INSTRUCTIONS FOR THE TASK: Report, word for word, every line of the material that contains "JSON".

========================================================================

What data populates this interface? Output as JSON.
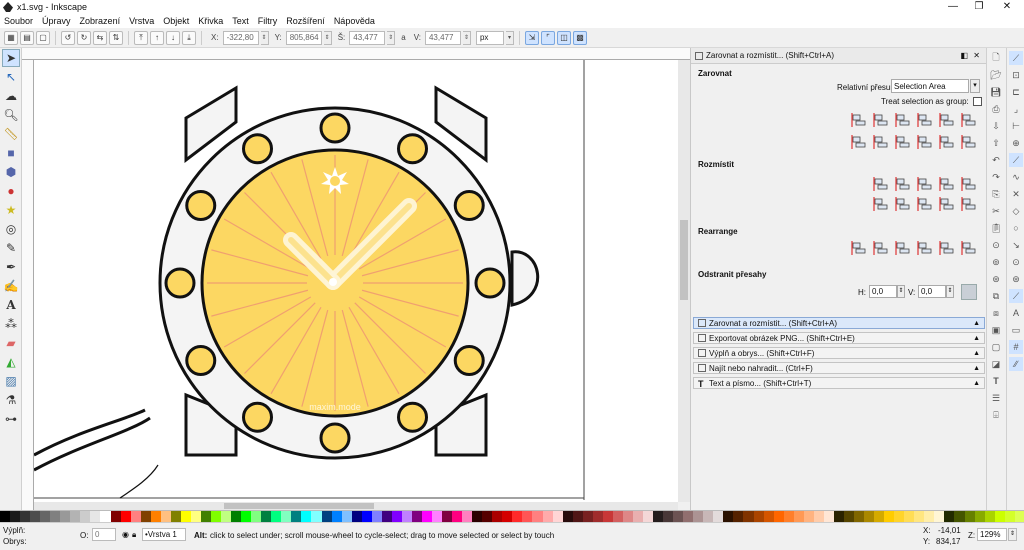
{
  "window": {
    "title": "x1.svg - Inkscape",
    "minimize": "—",
    "maximize": "❐",
    "close": "✕"
  },
  "menu": [
    "Soubor",
    "Úpravy",
    "Zobrazení",
    "Vrstva",
    "Objekt",
    "Křivka",
    "Text",
    "Filtry",
    "Rozšíření",
    "Nápověda"
  ],
  "controls": {
    "x_label": "X:",
    "x_value": "-322,80",
    "y_label": "Y:",
    "y_value": "805,864",
    "w_label": "Š:",
    "w_value": "43,477",
    "lock_label": "a",
    "h_label": "V:",
    "h_value": "43,477",
    "unit": "px"
  },
  "watch": {
    "brand": "maxim.mode"
  },
  "dock": {
    "title": "Zarovnat a rozmístit... (Shift+Ctrl+A)",
    "align_title": "Zarovnat",
    "relative_label": "Relativní přesun:",
    "relative_value": "Selection Area",
    "treat_label": "Treat selection as group:",
    "distribute_title": "Rozmístit",
    "rearrange_title": "Rearrange",
    "overlap_title": "Odstranit přesahy",
    "h_label": "H:",
    "h_value": "0,0",
    "v_label": "V:",
    "v_value": "0,0",
    "panels": [
      {
        "label": "Zarovnat a rozmístit... (Shift+Ctrl+A)",
        "open": true
      },
      {
        "label": "Exportovat obrázek PNG... (Shift+Ctrl+E)",
        "open": false
      },
      {
        "label": "Výplň a obrys... (Shift+Ctrl+F)",
        "open": false
      },
      {
        "label": "Najít nebo nahradit... (Ctrl+F)",
        "open": false
      },
      {
        "label": "Text a písmo... (Shift+Ctrl+T)",
        "open": false
      }
    ]
  },
  "status": {
    "fill_label": "Výplň:",
    "stroke_label": "Obrys:",
    "opacity_label": "O:",
    "opacity_value": "0",
    "layer": "•Vrstva 1",
    "message_bold": "Alt:",
    "message": "click to select under; scroll mouse-wheel to cycle-select; drag to move selected or select by touch",
    "x_label": "X:",
    "x_value": "-14,01",
    "y_label": "Y:",
    "y_value": "834,17",
    "zoom_label": "Z:",
    "zoom_value": "129%"
  },
  "colors": {
    "dial": "#fcd762",
    "accent": "#4a90e2"
  }
}
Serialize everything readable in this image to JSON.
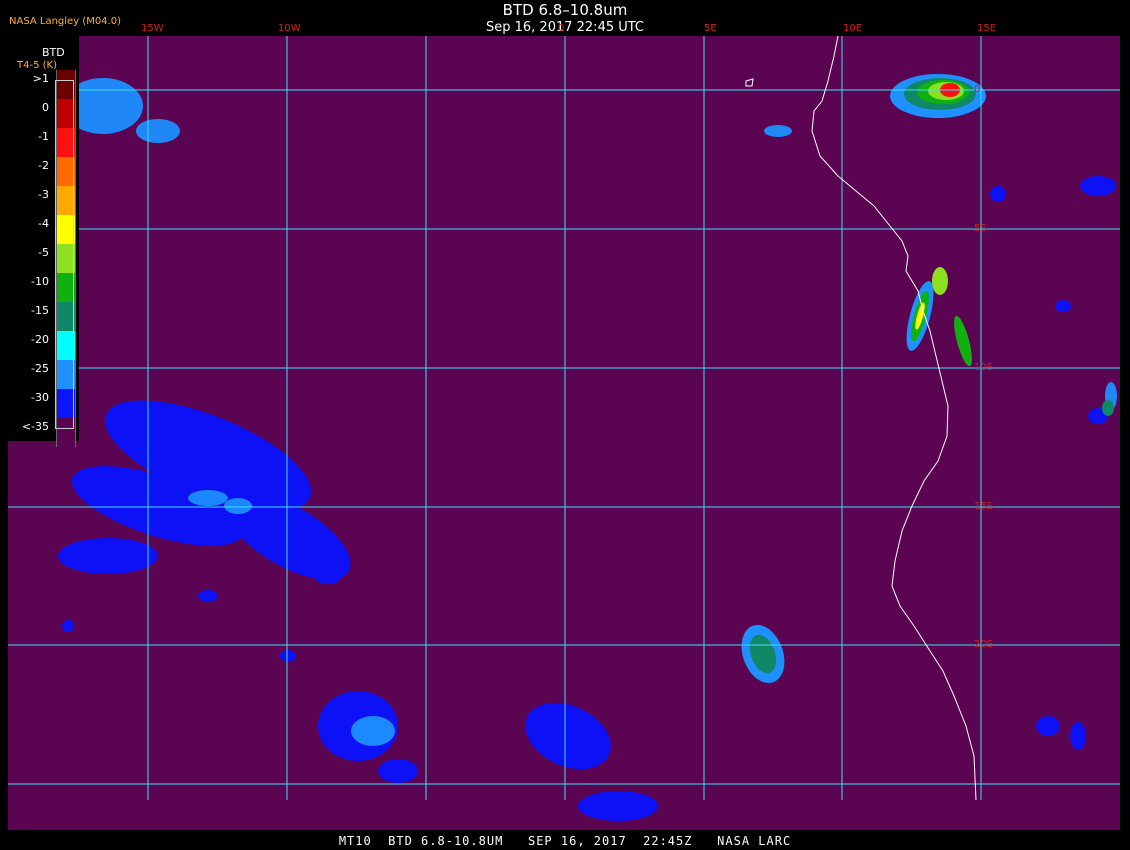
{
  "header": {
    "title": "BTD 6.8–10.8um",
    "timestamp": "Sep 16, 2017 22:45 UTC",
    "branding": "NASA Langley (M04.0)"
  },
  "footer": {
    "caption": "MT10  BTD 6.8-10.8UM   SEP 16, 2017  22:45Z   NASA LARC"
  },
  "longitude_labels": [
    "15W",
    "10W",
    "0",
    "5E",
    "10E",
    "15E"
  ],
  "latitude_labels": [
    "0",
    "5S",
    "10S",
    "15S",
    "20S"
  ],
  "legend": {
    "title": "BTD",
    "subtitle": "T4-5 (K)",
    "entries": [
      {
        "label": ">1",
        "color": "#6a0000"
      },
      {
        "label": "0",
        "color": "#c00000"
      },
      {
        "label": "-1",
        "color": "#ff1010"
      },
      {
        "label": "-2",
        "color": "#ff6a00"
      },
      {
        "label": "-3",
        "color": "#ffa800"
      },
      {
        "label": "-4",
        "color": "#ffff00"
      },
      {
        "label": "-5",
        "color": "#8ce020"
      },
      {
        "label": "-10",
        "color": "#10b010"
      },
      {
        "label": "-15",
        "color": "#108868"
      },
      {
        "label": "-20",
        "color": "#00ffff"
      },
      {
        "label": "-25",
        "color": "#1e90ff"
      },
      {
        "label": "-30",
        "color": "#0a14ff"
      },
      {
        "label": "<-35",
        "color": "#5a0452"
      }
    ]
  },
  "colors": {
    "background": "#5a0452",
    "grid": "#40e0f0",
    "coastline": "#ffffff",
    "tick_labels": "#d02020"
  }
}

========================================================================

COMPLETE RESPONSE:
What data populates this interface? Output as JSON.
Serialize everything readable in this image to JSON.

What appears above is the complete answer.